:: EXTRACTED INFORMATION ::

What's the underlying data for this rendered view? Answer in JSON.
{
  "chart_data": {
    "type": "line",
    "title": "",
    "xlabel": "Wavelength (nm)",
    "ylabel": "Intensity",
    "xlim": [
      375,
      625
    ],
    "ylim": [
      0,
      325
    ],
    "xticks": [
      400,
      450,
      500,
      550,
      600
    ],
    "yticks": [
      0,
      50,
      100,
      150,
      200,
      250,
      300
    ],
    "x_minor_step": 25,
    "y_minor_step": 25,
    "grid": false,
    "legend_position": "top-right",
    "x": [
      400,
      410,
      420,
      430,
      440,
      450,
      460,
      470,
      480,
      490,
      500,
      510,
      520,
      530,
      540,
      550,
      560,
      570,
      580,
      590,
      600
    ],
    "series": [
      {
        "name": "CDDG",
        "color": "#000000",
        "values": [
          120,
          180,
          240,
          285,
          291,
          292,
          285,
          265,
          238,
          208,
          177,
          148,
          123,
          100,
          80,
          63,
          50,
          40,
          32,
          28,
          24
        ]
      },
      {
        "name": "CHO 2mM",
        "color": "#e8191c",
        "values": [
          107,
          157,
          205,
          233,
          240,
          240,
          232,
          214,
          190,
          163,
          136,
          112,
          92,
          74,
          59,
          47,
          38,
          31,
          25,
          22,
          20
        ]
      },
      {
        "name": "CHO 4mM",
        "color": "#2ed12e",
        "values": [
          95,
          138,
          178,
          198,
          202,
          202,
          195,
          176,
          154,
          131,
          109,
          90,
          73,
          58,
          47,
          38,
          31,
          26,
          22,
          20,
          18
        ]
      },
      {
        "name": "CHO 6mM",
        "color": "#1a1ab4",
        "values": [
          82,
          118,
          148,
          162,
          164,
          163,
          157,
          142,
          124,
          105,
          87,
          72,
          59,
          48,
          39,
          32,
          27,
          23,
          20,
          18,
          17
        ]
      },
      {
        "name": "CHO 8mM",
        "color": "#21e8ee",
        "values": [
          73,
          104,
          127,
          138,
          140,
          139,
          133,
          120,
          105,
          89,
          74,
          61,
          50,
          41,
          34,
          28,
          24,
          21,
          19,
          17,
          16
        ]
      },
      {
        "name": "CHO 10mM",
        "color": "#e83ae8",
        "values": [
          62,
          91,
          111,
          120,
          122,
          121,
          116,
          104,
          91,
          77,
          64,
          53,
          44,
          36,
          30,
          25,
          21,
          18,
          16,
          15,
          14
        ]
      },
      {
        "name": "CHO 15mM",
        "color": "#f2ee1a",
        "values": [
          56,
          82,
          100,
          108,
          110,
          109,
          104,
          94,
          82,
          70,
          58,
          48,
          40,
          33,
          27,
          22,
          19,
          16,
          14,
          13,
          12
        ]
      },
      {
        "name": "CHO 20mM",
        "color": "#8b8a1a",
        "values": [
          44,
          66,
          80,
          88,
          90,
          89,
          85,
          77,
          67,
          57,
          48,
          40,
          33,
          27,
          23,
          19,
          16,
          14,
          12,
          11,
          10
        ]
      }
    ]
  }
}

:::
:: EXTRACTED INFORMATION ::

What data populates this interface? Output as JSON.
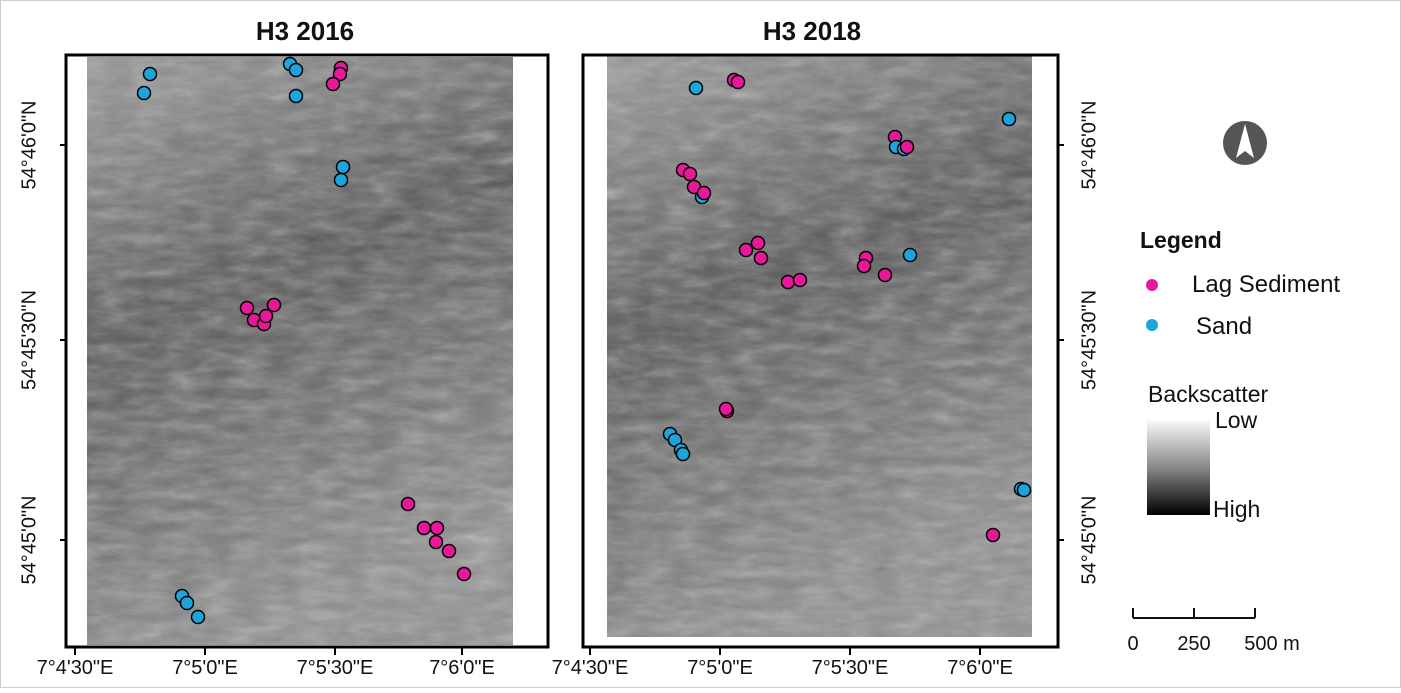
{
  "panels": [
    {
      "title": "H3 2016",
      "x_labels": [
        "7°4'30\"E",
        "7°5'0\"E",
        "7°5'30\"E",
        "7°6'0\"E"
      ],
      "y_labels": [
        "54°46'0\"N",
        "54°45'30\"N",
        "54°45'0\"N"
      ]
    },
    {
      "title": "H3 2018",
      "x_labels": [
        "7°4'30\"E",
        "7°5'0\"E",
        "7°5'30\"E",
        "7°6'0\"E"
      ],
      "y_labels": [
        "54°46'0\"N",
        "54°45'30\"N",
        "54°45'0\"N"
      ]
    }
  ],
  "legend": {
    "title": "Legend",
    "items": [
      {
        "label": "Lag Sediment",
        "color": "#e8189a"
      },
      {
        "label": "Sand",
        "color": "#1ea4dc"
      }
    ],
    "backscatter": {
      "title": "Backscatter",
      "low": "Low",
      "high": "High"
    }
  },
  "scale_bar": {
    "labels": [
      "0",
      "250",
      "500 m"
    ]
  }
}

:::
:: EXTRACTED INFORMATION ::

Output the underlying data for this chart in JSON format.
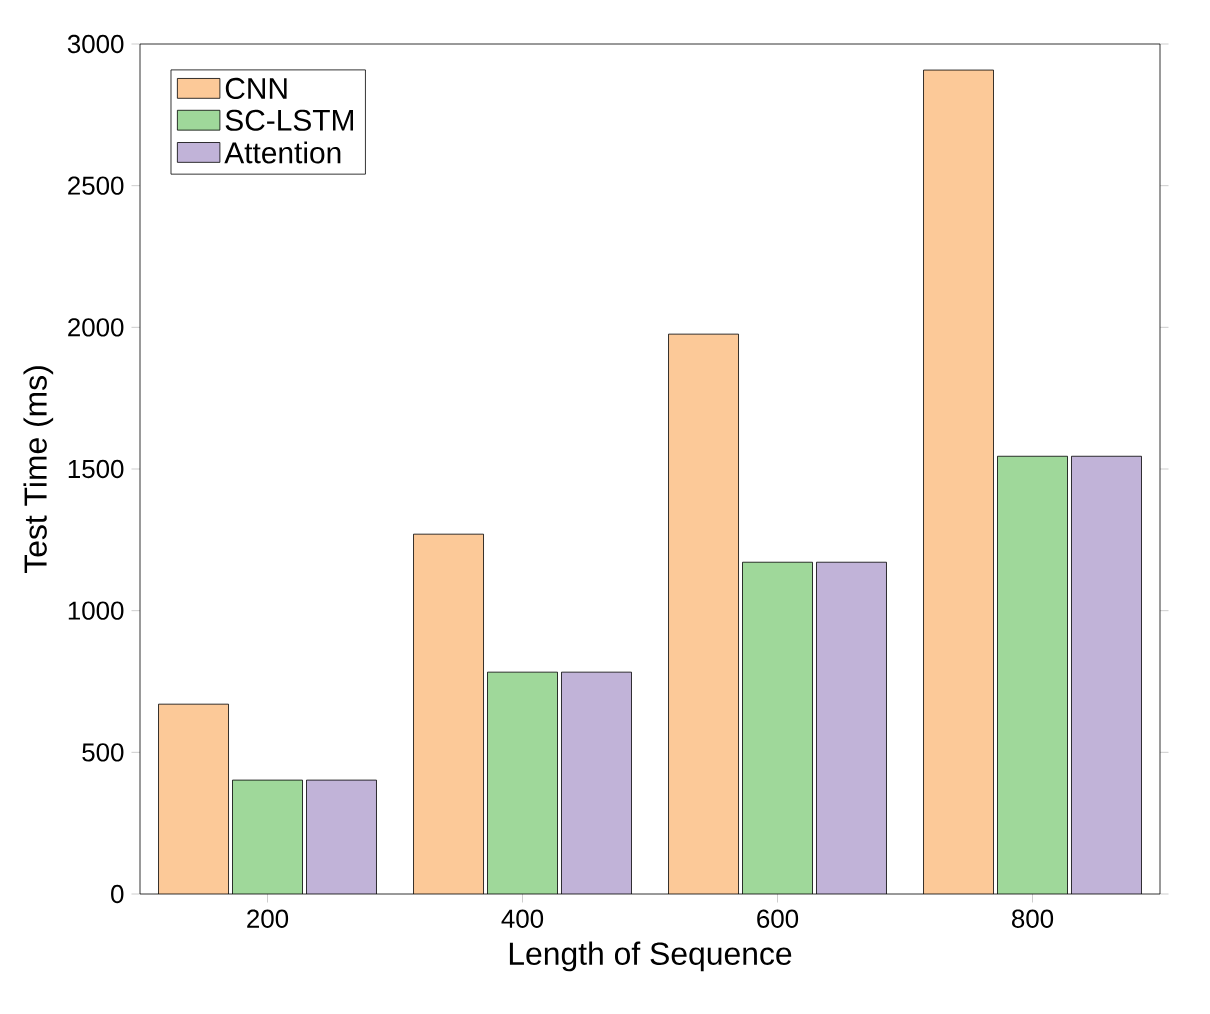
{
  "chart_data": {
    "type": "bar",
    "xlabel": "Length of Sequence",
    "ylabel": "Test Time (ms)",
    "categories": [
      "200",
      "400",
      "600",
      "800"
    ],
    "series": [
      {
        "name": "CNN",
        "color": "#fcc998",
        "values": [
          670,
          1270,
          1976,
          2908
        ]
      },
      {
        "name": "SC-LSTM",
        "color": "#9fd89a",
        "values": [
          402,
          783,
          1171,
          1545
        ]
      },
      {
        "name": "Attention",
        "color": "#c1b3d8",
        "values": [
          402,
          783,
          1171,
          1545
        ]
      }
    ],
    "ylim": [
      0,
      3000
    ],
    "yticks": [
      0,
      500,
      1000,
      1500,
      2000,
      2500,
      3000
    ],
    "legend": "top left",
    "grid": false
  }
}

:::

EXERCISE INSTRUCTIONS: Look through the records and gather each line with the word "ylabel".

SOLUTION TO THIS PROBLEM:
    "ylabel": "Intensity",
    "ylabel": "Test Time (ms)",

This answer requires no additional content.